** Written problem a **
Answer these questions using the page text about health and moderation:
(i) Which three things does the page text call necessary for human health in the correct amount?
(ii) According to the page text, for which people is valuing moral superiority and virtue as their number one priority often the case?
(iii) What does the page text say wealth, status, physical appearance, achievements and recognition, and moral superiority all involve?

** Page text **

--- Start ---

If you do not believe that eating too much sugar is unhealthy, you will not change.

If you do not believe that consuming too much information is unhealthy, you will not change.

If you do not believe that leading an over-scheduled, stressful lifestyle is unhealthy, you will not change.

And that is okay.

But if you are feeling sick or crazy, part of you probably would like to feel better.  And that requires changing your habits.

Practice moderation in all things.  

Sugar, information, and challenge are all necessary for human health — in the correct amount.

But too much can kill you.

Don’t bite off more than you can chew.  Practice moderation.

Happy_Girl

Today we ask that you make health and sanity your first priority.

While it should be obvious that without health and sanity, it is impossible to truly enjoy life, most people do not place an appropriate level of value on health and sanity.

While most people would probably say that yes, they do value their health and sanity, at the same time most people value other things more.

Many people make wealth and status their number one priority.

Others make their physical appearance their number one priority.

Others value achievement and public recognition of success as their number one priority.

Others value moral superiority and virtue as their number one priority.  This is often the case with religious people.

In each of these situations, the person is engaged in competition with others.  Wealth, status, physical appearance, achievements and recognition, moral superiority — all of these involve a hierarchy, a system by which some people are judged to be more worthy than others.

--- End ---

** Written problem b **
Rewrite the rows from the first row through the row containing "fat-bottom-left-3: izolator: [2, 512, 23, 518]", including both. Replace "Lokalizacja" with "Miejsce" and leave everything else unchanged.

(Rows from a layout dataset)
--- Start ---

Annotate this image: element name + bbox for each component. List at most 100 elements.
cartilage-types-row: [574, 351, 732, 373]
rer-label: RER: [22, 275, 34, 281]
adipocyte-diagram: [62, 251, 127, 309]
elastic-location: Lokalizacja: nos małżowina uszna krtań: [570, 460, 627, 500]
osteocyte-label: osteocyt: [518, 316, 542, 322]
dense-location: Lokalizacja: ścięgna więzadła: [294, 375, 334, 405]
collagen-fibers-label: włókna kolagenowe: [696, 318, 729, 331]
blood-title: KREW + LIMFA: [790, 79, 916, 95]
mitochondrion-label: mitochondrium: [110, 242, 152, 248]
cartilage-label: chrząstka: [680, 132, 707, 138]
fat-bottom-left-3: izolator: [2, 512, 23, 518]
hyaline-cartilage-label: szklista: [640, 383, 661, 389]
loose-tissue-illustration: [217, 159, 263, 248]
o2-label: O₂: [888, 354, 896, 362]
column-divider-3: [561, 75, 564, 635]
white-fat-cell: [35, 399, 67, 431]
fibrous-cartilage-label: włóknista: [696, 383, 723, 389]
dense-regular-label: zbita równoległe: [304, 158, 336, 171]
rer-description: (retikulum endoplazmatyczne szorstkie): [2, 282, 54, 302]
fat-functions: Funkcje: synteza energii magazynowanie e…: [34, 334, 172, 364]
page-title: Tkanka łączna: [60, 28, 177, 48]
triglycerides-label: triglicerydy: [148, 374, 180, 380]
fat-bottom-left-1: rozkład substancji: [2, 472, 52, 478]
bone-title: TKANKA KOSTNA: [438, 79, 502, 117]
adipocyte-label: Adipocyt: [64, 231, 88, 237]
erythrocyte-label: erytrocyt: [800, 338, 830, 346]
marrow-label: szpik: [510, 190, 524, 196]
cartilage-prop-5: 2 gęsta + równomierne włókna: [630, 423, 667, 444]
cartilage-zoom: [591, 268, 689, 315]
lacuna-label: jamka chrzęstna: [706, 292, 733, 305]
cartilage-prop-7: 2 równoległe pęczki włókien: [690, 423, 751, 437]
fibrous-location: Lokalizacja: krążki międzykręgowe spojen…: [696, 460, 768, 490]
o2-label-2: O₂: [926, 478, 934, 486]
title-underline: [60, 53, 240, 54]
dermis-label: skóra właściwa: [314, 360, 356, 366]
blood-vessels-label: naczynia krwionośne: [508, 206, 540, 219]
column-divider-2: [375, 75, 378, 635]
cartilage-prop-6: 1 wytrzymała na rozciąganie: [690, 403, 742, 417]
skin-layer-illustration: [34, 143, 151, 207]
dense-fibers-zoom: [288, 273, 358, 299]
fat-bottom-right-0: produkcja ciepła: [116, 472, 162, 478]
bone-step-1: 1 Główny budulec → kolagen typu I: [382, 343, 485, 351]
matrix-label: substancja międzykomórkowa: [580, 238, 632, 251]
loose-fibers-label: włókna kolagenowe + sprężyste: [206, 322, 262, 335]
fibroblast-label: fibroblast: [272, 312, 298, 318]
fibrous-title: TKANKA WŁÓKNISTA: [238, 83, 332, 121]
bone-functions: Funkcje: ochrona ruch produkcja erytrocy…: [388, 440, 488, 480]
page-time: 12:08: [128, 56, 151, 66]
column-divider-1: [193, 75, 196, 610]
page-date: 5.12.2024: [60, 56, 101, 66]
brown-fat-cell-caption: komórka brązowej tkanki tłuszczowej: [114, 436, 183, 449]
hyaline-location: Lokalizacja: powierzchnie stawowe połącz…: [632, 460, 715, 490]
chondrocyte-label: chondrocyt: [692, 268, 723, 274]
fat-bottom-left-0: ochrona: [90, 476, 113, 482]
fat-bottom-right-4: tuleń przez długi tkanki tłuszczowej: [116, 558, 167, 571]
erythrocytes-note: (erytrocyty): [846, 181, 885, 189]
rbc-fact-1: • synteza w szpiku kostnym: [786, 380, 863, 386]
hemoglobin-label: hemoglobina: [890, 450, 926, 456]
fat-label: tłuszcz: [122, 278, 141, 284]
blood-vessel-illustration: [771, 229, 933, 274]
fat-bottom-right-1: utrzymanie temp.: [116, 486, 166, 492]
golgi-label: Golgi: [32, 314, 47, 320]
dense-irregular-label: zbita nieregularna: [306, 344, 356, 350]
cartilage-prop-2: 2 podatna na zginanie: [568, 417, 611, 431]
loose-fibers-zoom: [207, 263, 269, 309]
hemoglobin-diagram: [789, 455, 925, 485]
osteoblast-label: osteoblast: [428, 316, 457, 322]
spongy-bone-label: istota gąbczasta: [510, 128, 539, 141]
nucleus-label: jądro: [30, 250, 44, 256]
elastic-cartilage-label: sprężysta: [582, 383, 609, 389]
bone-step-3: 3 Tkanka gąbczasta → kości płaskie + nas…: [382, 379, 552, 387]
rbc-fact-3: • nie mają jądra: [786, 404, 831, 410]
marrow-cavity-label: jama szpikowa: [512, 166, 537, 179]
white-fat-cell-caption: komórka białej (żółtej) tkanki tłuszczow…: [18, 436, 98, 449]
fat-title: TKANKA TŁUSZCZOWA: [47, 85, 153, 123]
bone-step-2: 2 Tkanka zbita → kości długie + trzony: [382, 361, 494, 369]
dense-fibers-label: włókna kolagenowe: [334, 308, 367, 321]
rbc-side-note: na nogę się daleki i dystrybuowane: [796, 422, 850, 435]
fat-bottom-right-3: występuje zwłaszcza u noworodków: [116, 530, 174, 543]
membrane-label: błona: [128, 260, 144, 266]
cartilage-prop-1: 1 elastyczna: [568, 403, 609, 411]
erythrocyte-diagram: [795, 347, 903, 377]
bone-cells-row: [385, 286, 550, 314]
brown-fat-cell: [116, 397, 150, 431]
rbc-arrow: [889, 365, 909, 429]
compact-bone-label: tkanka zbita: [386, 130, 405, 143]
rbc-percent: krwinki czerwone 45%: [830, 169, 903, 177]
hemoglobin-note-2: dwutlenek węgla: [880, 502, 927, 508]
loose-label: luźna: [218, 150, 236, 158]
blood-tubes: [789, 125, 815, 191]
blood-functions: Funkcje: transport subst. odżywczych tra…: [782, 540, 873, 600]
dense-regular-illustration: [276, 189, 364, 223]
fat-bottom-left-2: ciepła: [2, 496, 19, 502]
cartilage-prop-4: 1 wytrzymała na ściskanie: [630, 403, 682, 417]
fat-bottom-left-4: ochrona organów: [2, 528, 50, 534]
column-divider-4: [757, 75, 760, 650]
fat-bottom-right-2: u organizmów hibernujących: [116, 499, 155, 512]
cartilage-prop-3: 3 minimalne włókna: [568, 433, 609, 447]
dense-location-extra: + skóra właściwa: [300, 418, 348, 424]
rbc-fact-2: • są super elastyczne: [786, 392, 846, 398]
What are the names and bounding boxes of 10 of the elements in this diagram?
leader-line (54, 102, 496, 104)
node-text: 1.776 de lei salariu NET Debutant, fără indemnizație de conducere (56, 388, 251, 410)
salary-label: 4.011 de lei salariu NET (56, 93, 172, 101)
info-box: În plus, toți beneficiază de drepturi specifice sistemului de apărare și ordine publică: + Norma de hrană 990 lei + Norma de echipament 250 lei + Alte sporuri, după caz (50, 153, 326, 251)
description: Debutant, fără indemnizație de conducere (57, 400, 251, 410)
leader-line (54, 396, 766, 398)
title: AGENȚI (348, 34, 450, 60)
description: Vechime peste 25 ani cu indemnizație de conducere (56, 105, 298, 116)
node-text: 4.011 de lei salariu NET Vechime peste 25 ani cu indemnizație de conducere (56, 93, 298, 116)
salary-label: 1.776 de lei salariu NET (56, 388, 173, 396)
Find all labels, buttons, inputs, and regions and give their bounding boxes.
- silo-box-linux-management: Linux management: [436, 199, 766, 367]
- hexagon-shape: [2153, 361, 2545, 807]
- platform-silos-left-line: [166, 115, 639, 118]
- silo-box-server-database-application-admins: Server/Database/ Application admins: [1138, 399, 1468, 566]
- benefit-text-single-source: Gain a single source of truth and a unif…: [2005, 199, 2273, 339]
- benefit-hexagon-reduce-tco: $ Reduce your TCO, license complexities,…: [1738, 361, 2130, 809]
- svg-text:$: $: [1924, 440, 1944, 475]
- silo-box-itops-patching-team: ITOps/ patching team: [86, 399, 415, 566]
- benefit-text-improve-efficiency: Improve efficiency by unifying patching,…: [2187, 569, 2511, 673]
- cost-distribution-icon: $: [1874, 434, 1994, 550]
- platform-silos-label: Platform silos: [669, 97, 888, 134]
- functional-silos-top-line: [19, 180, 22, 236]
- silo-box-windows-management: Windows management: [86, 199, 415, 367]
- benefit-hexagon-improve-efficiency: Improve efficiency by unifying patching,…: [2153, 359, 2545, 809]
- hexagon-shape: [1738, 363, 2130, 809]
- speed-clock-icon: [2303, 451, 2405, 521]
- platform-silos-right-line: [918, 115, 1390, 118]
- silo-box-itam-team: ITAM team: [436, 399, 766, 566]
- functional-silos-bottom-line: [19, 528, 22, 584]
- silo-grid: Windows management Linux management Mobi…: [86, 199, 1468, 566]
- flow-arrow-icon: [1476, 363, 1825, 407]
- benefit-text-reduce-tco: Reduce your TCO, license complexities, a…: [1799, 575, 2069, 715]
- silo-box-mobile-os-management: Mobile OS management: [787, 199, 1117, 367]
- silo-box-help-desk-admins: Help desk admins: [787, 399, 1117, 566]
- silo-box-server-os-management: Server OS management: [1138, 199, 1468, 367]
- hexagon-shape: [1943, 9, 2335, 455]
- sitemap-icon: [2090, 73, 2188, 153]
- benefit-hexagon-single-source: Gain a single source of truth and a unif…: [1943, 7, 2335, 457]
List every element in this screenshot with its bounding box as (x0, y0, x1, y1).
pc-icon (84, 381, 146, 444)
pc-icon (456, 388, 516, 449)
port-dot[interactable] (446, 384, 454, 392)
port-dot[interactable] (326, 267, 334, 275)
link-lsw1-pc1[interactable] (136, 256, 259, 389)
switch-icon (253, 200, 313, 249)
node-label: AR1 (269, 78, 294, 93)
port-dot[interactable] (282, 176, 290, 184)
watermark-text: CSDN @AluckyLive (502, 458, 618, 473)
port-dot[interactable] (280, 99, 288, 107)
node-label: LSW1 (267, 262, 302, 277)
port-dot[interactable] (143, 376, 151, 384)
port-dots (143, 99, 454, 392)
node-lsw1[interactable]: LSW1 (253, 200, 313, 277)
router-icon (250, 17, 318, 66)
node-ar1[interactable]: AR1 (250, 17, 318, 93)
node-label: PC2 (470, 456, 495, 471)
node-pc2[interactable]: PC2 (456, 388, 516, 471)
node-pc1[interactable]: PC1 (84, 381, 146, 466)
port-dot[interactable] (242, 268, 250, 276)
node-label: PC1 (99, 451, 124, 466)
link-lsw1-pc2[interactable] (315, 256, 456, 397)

--- End ---

** Task answer a **
(i) Sugar, information, and challenge.
(ii) Religious people.
(iii) A hierarchy, a system by which some people are judged to be more worthy than others.

** Task answer b **
Annotate this image: element name + bbox for each component. List at most 100 elements.
cartilage-types-row: [574, 351, 732, 373]
rer-label: RER: [22, 275, 34, 281]
adipocyte-diagram: [62, 251, 127, 309]
elastic-location: Miejsce: nos małżowina uszna krtań: [570, 460, 627, 500]
osteocyte-label: osteocyt: [518, 316, 542, 322]
dense-location: Miejsce: ścięgna więzadła: [294, 375, 334, 405]
collagen-fibers-label: włókna kolagenowe: [696, 318, 729, 331]
blood-title: KREW + LIMFA: [790, 79, 916, 95]
mitochondrion-label: mitochondrium: [110, 242, 152, 248]
cartilage-label: chrząstka: [680, 132, 707, 138]
fat-bottom-left-3: izolator: [2, 512, 23, 518]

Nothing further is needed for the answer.